## Supplied text
_ _ _
Management expects Automotive Systems Group sales to increase 5% to 10% in the
current year, despite a forecasted downturn in North American vehicle
production, currently estimated to be 8% to 12% lower than the fiscal 2000
level. Automotive Systems Group sales are projected to benefit from the launch
of new seating and interior systems programs worldwide, customer
diversification, the addition of its Japanese subsidiary and higher unit
shipments of automotive batteries.

Management expects Controls Group sales to increase 10% to 15% for the full
year. Higher installed control systems activity worldwide and expansion of
integrated facility management services in both the commercial and governmental
markets are projected to be the primary sources of the segment increase.

The projected sales increases assume an average euro/U.S. dollar exchange rate
of $.90 for fiscal 2001; sales may differ from the projected range if the actual
exchange rate varies significantly from this rate.









                                       10

   11



First quarter consolidated operating income was $209 million, 3% lower than the
prior year's $215 million. The decline reflects the negative effect of currency
translation and the recent weakness in the North American automotive
environment, partially offset by the Automotive Systems Group's results in other
geographic markets and continued growth from the Controls Group.
_ _ _
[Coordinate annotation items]
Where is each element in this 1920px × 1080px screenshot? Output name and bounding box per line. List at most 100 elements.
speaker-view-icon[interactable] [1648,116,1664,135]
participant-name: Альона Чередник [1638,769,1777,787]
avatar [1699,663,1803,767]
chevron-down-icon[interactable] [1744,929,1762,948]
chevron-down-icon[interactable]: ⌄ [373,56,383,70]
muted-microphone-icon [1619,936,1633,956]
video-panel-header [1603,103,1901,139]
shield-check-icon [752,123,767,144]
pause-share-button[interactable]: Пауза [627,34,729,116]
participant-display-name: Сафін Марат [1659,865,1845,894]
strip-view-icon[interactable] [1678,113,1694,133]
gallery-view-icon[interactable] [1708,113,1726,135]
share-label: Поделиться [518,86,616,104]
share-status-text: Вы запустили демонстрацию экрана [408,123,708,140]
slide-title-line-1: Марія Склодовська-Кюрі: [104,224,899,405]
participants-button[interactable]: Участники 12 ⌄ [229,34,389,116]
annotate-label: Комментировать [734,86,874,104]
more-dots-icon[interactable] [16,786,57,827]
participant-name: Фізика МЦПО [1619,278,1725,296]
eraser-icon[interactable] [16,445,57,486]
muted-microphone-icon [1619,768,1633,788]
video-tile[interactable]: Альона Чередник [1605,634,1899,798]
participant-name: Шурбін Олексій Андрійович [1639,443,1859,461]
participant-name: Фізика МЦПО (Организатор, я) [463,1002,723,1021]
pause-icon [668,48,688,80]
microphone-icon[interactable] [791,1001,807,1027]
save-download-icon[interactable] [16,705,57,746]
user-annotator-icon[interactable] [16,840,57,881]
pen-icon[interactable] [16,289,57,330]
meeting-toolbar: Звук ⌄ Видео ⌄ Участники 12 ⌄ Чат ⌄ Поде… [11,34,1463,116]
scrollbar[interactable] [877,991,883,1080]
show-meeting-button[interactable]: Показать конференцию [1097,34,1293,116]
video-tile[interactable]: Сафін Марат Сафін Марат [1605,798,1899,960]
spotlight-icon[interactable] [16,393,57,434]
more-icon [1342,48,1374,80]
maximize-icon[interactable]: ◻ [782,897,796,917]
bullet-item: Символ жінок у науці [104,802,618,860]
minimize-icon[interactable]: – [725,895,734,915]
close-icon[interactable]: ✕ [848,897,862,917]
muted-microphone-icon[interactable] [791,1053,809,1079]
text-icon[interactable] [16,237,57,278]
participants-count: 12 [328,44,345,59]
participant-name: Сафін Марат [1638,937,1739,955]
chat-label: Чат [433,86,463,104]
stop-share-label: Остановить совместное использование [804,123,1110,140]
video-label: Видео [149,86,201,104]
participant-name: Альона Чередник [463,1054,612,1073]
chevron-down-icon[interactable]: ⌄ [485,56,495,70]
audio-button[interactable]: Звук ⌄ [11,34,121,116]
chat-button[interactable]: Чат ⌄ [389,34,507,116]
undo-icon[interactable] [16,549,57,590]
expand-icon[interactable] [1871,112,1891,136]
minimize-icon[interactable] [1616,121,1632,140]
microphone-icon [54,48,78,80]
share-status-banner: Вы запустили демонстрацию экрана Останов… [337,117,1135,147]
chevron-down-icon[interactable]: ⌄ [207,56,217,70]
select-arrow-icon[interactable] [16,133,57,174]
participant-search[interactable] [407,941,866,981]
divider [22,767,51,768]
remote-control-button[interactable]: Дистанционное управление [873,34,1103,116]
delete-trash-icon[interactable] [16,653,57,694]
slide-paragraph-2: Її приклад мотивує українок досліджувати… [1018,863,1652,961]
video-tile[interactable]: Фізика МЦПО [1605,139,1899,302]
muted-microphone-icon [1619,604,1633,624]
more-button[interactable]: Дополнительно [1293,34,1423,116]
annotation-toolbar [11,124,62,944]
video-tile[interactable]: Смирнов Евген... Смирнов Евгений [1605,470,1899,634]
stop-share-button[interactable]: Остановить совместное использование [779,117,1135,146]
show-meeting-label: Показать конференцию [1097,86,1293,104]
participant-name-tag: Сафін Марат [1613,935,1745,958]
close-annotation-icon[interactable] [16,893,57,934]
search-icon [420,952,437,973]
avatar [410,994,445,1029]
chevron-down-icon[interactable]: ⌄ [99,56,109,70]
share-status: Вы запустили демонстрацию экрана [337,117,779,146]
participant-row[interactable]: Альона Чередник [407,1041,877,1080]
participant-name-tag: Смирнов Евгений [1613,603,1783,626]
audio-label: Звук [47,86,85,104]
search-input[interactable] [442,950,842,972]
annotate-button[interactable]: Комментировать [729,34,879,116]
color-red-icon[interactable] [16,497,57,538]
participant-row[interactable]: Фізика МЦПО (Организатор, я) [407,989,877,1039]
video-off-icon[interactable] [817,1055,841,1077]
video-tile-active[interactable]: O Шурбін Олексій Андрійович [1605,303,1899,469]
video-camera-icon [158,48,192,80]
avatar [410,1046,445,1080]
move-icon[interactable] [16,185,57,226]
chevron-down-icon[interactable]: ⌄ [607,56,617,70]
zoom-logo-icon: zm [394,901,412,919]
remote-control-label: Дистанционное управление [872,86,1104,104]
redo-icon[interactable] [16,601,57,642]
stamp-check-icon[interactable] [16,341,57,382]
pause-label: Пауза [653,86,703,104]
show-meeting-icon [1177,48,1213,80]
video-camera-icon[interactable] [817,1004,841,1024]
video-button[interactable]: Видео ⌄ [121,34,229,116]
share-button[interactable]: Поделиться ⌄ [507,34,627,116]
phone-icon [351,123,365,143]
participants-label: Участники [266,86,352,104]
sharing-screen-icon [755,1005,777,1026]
_ _ _
## Required task 1
According to the sales outlook text, what average euro/U.S. dollar exchange rate do the projected sales increases assume for fiscal 2001?
## Required task 2
Reproduce the sales outlook text from "Management expects Automotive" to "of automotive batteries.", substituting "lighting" for "seating".

## Final result 1
$.90

## Final result 2
Management expects Automotive Systems Group sales to increase 5% to 10% in the
current year, despite a forecasted downturn in North American vehicle
production, currently estimated to be 8% to 12% lower than the fiscal 2000
level. Automotive Systems Group sales are projected to benefit from the launch
of new lighting and interior systems programs worldwide, customer
diversification, the addition of its Japanese subsidiary and higher unit
shipments of automotive batteries.